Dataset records
=-=-=
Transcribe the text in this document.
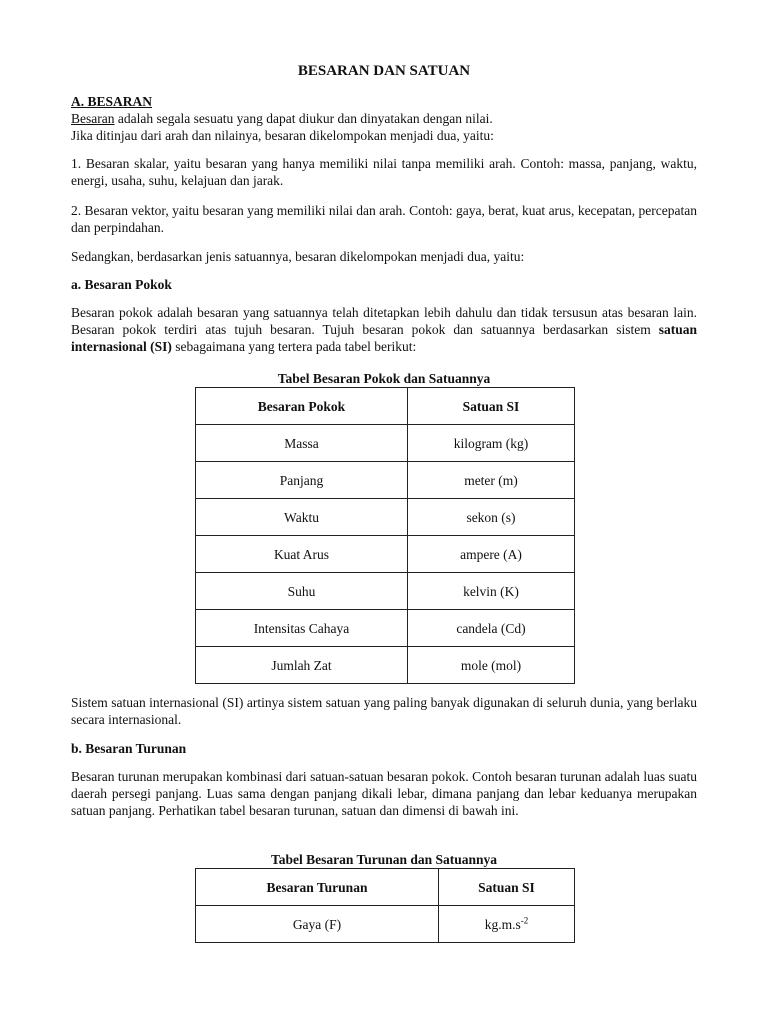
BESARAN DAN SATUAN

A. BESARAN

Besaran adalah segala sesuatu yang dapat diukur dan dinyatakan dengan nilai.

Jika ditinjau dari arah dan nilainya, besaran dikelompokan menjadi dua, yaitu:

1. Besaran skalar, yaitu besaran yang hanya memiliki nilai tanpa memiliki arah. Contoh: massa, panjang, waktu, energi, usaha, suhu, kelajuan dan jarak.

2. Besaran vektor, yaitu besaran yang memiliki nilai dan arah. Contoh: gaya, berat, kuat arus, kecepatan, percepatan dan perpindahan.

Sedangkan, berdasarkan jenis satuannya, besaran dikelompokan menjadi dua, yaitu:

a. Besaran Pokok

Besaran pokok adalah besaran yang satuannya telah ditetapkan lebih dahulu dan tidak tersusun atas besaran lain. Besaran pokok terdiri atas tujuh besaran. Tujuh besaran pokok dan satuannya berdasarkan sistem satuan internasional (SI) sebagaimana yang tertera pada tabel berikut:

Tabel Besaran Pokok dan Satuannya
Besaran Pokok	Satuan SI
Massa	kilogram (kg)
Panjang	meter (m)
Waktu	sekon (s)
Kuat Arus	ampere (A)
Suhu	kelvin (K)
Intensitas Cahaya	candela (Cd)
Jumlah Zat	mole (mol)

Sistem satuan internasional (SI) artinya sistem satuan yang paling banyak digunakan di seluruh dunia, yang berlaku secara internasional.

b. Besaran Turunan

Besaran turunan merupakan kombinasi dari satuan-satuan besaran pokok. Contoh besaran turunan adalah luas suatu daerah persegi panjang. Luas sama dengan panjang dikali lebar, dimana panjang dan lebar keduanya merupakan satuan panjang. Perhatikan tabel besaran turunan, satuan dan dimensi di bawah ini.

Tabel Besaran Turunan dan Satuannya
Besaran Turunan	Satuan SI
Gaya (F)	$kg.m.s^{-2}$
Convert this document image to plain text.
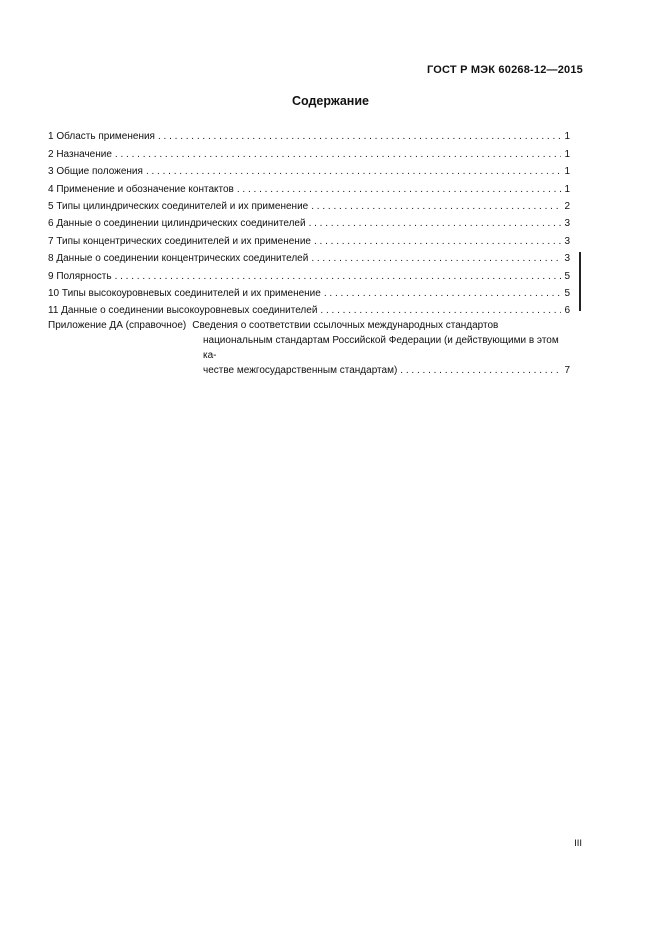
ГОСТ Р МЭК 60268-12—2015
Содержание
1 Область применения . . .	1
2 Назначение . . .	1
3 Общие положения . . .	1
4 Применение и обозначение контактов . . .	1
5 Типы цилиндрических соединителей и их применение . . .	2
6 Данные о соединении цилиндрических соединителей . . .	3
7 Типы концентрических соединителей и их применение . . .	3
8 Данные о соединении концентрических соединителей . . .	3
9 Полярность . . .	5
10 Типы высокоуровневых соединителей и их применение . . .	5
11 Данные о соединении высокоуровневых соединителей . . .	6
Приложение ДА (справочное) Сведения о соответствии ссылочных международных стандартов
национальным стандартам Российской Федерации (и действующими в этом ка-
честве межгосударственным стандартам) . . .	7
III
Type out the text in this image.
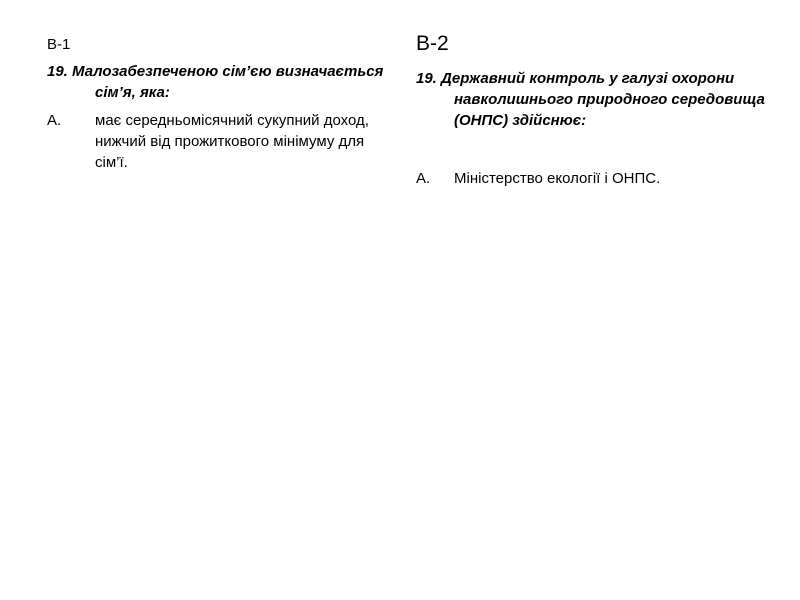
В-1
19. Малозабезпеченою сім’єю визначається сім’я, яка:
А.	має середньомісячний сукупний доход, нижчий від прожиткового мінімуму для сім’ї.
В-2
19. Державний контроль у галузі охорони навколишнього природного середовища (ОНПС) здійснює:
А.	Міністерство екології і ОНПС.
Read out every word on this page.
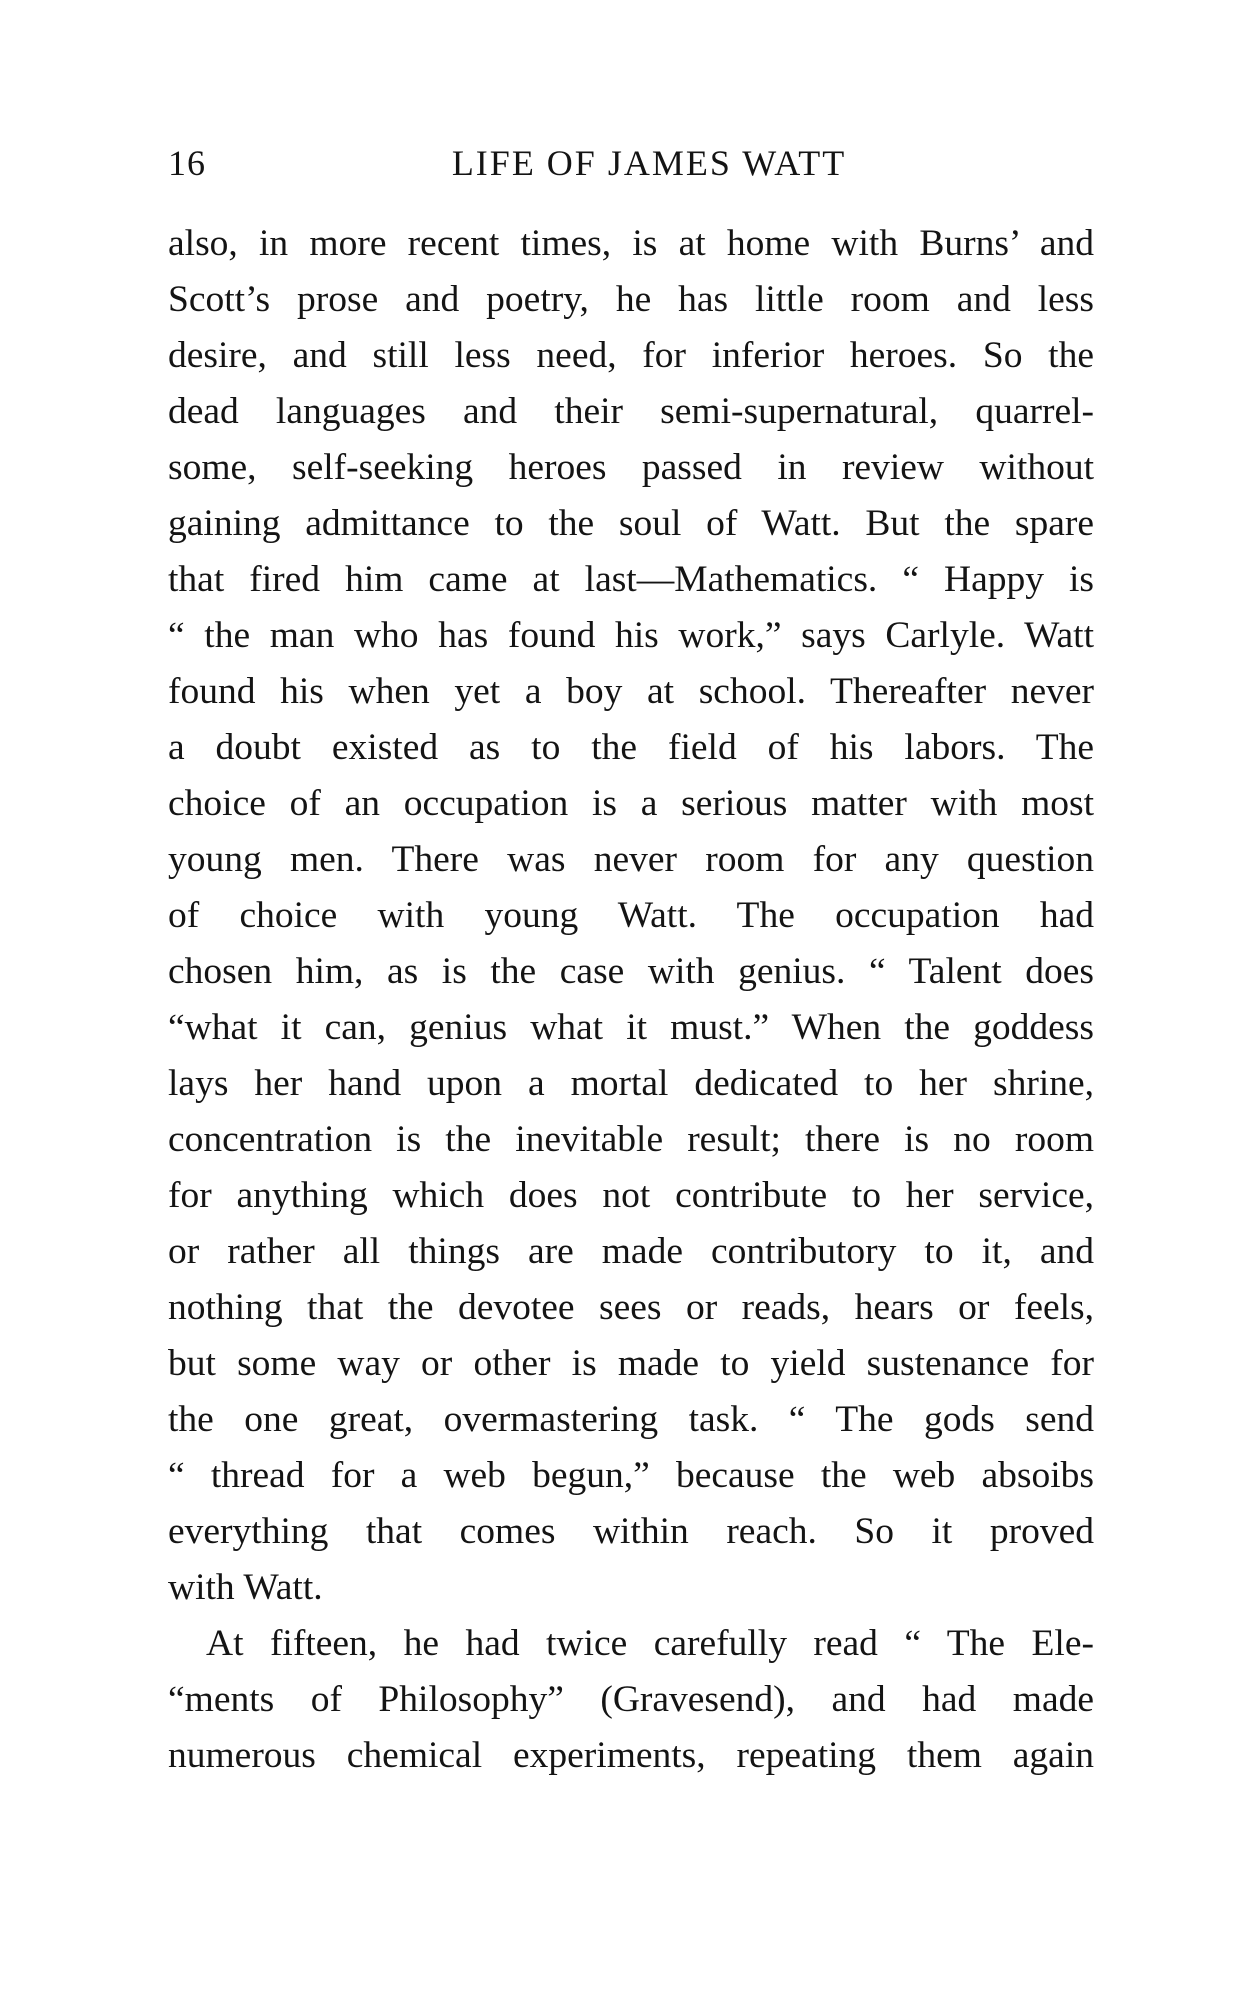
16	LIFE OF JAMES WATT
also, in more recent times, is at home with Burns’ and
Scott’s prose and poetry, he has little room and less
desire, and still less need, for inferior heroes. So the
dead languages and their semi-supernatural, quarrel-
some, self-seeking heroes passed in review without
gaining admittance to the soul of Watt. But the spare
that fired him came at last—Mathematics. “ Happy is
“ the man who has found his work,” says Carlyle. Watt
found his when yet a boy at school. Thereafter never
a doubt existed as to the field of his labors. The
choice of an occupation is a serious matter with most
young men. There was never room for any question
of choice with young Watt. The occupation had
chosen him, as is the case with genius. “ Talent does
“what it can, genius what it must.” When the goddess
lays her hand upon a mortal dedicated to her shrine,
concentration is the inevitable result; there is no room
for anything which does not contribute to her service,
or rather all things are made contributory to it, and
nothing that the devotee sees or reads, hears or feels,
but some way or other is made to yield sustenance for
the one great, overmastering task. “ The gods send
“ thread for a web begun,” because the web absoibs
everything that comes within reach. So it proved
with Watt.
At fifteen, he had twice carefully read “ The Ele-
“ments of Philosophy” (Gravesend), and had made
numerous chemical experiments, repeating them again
=-=-=
**Given problem:**
Where a line above contains the string "occupation", copy that line.

**Written answer:**
choice of an occupation is a serious matter with most
of choice with young Watt. The occupation had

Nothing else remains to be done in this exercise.